» **Work required**
Give the material again in full, matching it exactly.

» **Records for this exercise**
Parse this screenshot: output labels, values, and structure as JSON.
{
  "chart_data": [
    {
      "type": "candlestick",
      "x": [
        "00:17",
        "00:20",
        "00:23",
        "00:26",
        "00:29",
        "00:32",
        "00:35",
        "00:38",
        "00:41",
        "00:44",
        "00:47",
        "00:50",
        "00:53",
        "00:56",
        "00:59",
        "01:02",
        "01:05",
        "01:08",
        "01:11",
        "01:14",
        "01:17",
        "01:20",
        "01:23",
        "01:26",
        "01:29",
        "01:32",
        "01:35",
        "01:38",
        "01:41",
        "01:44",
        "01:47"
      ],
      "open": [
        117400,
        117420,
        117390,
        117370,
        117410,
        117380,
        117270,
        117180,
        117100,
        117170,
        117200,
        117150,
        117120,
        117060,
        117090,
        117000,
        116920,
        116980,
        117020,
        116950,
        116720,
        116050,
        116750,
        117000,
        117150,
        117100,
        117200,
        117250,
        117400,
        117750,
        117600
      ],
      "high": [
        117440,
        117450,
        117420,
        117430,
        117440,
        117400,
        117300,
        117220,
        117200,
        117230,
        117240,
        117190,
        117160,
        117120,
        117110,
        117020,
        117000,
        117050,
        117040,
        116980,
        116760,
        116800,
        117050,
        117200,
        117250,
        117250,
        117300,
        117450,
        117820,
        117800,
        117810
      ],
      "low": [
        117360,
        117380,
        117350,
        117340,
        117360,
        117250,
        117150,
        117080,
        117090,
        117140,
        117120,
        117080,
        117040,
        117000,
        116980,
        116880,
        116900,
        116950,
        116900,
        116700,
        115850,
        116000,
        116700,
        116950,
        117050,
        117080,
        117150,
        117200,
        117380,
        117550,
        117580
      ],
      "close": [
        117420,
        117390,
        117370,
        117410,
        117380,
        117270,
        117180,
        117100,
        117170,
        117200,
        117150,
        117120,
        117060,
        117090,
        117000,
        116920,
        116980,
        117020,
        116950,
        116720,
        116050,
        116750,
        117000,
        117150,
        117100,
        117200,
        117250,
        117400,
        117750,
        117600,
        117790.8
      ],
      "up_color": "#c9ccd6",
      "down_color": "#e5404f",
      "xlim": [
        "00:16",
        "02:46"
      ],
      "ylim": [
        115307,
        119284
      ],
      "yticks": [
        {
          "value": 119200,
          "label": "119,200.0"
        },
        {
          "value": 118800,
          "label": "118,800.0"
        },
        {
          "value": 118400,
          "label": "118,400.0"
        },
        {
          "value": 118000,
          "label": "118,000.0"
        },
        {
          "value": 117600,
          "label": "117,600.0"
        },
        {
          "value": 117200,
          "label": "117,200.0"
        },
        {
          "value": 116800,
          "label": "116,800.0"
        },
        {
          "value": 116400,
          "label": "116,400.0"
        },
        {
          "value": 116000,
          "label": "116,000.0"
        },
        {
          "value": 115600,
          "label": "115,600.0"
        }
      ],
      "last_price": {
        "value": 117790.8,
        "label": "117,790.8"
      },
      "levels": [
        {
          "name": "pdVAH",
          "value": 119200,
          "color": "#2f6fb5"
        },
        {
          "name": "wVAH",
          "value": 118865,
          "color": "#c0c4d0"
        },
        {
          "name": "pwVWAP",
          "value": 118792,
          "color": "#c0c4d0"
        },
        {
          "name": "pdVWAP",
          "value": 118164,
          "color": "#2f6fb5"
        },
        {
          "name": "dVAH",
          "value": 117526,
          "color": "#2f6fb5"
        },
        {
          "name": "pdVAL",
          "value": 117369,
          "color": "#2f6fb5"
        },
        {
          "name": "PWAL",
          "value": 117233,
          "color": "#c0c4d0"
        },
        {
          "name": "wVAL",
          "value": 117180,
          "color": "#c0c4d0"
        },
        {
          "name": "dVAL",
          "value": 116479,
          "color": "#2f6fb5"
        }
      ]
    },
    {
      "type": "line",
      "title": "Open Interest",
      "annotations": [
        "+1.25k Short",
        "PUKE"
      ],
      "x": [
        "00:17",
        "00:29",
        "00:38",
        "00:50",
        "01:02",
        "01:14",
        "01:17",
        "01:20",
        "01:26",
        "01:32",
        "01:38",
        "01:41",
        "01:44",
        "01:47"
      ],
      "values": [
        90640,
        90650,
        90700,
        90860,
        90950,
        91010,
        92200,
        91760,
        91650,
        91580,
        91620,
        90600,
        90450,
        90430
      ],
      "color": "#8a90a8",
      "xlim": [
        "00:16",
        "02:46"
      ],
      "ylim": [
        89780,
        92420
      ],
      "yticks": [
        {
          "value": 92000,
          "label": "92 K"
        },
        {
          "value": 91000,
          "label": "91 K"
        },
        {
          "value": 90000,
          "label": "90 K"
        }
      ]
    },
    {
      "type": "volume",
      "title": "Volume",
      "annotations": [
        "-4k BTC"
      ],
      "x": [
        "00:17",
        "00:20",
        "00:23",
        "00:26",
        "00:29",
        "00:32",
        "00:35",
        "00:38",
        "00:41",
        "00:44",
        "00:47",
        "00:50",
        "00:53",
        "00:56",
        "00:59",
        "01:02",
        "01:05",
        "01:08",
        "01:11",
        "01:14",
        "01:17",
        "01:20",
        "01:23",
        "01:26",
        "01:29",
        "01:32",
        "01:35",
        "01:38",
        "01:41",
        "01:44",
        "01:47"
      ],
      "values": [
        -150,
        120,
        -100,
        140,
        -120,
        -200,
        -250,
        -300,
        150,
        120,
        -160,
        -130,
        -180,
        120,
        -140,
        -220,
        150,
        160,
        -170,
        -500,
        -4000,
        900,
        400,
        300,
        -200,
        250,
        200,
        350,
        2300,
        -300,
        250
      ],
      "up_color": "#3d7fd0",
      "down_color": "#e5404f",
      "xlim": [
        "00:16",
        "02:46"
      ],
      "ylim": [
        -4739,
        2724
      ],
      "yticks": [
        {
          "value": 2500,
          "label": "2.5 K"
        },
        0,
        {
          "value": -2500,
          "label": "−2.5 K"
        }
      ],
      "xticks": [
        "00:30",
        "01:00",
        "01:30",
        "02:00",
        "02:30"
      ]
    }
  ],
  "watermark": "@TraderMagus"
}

» **Written reply**
Parse this screenshot: output labels, values, and structure as JSON.
{
  "chart_data": [
    {
      "type": "candlestick",
      "x": [
        "00:17",
        "00:20",
        "00:23",
        "00:26",
        "00:29",
        "00:32",
        "00:35",
        "00:38",
        "00:41",
        "00:44",
        "00:47",
        "00:50",
        "00:53",
        "00:56",
        "00:59",
        "01:02",
        "01:05",
        "01:08",
        "01:11",
        "01:14",
        "01:17",
        "01:20",
        "01:23",
        "01:26",
        "01:29",
        "01:32",
        "01:35",
        "01:38",
        "01:41",
        "01:44",
        "01:47"
      ],
      "open": [
        117400,
        117420,
        117390,
        117370,
        117410,
        117380,
        117270,
        117180,
        117100,
        117170,
        117200,
        117150,
        117120,
        117060,
        117090,
        117000,
        116920,
        116980,
        117020,
        116950,
        116720,
        116050,
        116750,
        117000,
        117150,
        117100,
        117200,
        117250,
        117400,
        117750,
        117600
      ],
      "high": [
        117440,
        117450,
        117420,
        117430,
        117440,
        117400,
        117300,
        117220,
        117200,
        117230,
        117240,
        117190,
        117160,
        117120,
        117110,
        117020,
        117000,
        117050,
        117040,
        116980,
        116760,
        116800,
        117050,
        117200,
        117250,
        117250,
        117300,
        117450,
        117820,
        117800,
        117810
      ],
      "low": [
        117360,
        117380,
        117350,
        117340,
        117360,
        117250,
        117150,
        117080,
        117090,
        117140,
        117120,
        117080,
        117040,
        117000,
        116980,
        116880,
        116900,
        116950,
        116900,
        116700,
        115850,
        116000,
        116700,
        116950,
        117050,
        117080,
        117150,
        117200,
        117380,
        117550,
        117580
      ],
      "close": [
        117420,
        117390,
        117370,
        117410,
        117380,
        117270,
        117180,
        117100,
        117170,
        117200,
        117150,
        117120,
        117060,
        117090,
        117000,
        116920,
        116980,
        117020,
        116950,
        116720,
        116050,
        116750,
        117000,
        117150,
        117100,
        117200,
        117250,
        117400,
        117750,
        117600,
        117790.8
      ],
      "up_color": "#c9ccd6",
      "down_color": "#e5404f",
      "xlim": [
        "00:16",
        "02:46"
      ],
      "ylim": [
        115307,
        119284
      ],
      "yticks": [
        {
          "value": 119200,
          "label": "119,200.0"
        },
        {
          "value": 118800,
          "label": "118,800.0"
        },
        {
          "value": 118400,
          "label": "118,400.0"
        },
        {
          "value": 118000,
          "label": "118,000.0"
        },
        {
          "value": 117600,
          "label": "117,600.0"
        },
        {
          "value": 117200,
          "label": "117,200.0"
        },
        {
          "value": 116800,
          "label": "116,800.0"
        },
        {
          "value": 116400,
          "label": "116,400.0"
        },
        {
          "value": 116000,
          "label": "116,000.0"
        },
        {
          "value": 115600,
          "label": "115,600.0"
        }
      ],
      "last_price": {
        "value": 117790.8,
        "label": "117,790.8"
      },
      "levels": [
        {
          "name": "pdVAH",
          "value": 119200,
          "color": "#2f6fb5"
        },
        {
          "name": "wVAH",
          "value": 118865,
          "color": "#c0c4d0"
        },
        {
          "name": "pwVWAP",
          "value": 118792,
          "color": "#c0c4d0"
        },
        {
          "name": "pdVWAP",
          "value": 118164,
          "color": "#2f6fb5"
        },
        {
          "name": "dVAH",
          "value": 117526,
          "color": "#2f6fb5"
        },
        {
          "name": "pdVAL",
          "value": 117369,
          "color": "#2f6fb5"
        },
        {
          "name": "PWAL",
          "value": 117233,
          "color": "#c0c4d0"
        },
        {
          "name": "wVAL",
          "value": 117180,
          "color": "#c0c4d0"
        },
        {
          "name": "dVAL",
          "value": 116479,
          "color": "#2f6fb5"
        }
      ]
    },
    {
      "type": "line",
      "title": "Open Interest",
      "annotations": [
        "+1.25k Short",
        "PUKE"
      ],
      "x": [
        "00:17",
        "00:29",
        "00:38",
        "00:50",
        "01:02",
        "01:14",
        "01:17",
        "01:20",
        "01:26",
        "01:32",
        "01:38",
        "01:41",
        "01:44",
        "01:47"
      ],
      "values": [
        90640,
        90650,
        90700,
        90860,
        90950,
        91010,
        92200,
        91760,
        91650,
        91580,
        91620,
        90600,
        90450,
        90430
      ],
      "color": "#8a90a8",
      "xlim": [
        "00:16",
        "02:46"
      ],
      "ylim": [
        89780,
        92420
      ],
      "yticks": [
        {
          "value": 92000,
          "label": "92 K"
        },
        {
          "value": 91000,
          "label": "91 K"
        },
        {
          "value": 90000,
          "label": "90 K"
        }
      ]
    },
    {
      "type": "volume",
      "title": "Volume",
      "annotations": [
        "-4k BTC"
      ],
      "x": [
        "00:17",
        "00:20",
        "00:23",
        "00:26",
        "00:29",
        "00:32",
        "00:35",
        "00:38",
        "00:41",
        "00:44",
        "00:47",
        "00:50",
        "00:53",
        "00:56",
        "00:59",
        "01:02",
        "01:05",
        "01:08",
        "01:11",
        "01:14",
        "01:17",
        "01:20",
        "01:23",
        "01:26",
        "01:29",
        "01:32",
        "01:35",
        "01:38",
        "01:41",
        "01:44",
        "01:47"
      ],
      "values": [
        -150,
        120,
        -100,
        140,
        -120,
        -200,
        -250,
        -300,
        150,
        120,
        -160,
        -130,
        -180,
        120,
        -140,
        -220,
        150,
        160,
        -170,
        -500,
        -4000,
        900,
        400,
        300,
        -200,
        250,
        200,
        350,
        2300,
        -300,
        250
      ],
      "up_color": "#3d7fd0",
      "down_color": "#e5404f",
      "xlim": [
        "00:16",
        "02:46"
      ],
      "ylim": [
        -4739,
        2724
      ],
      "yticks": [
        {
          "value": 2500,
          "label": "2.5 K"
        },
        0,
        {
          "value": -2500,
          "label": "−2.5 K"
        }
      ],
      "xticks": [
        "00:30",
        "01:00",
        "01:30",
        "02:00",
        "02:30"
      ]
    }
  ],
  "watermark": "@TraderMagus"
}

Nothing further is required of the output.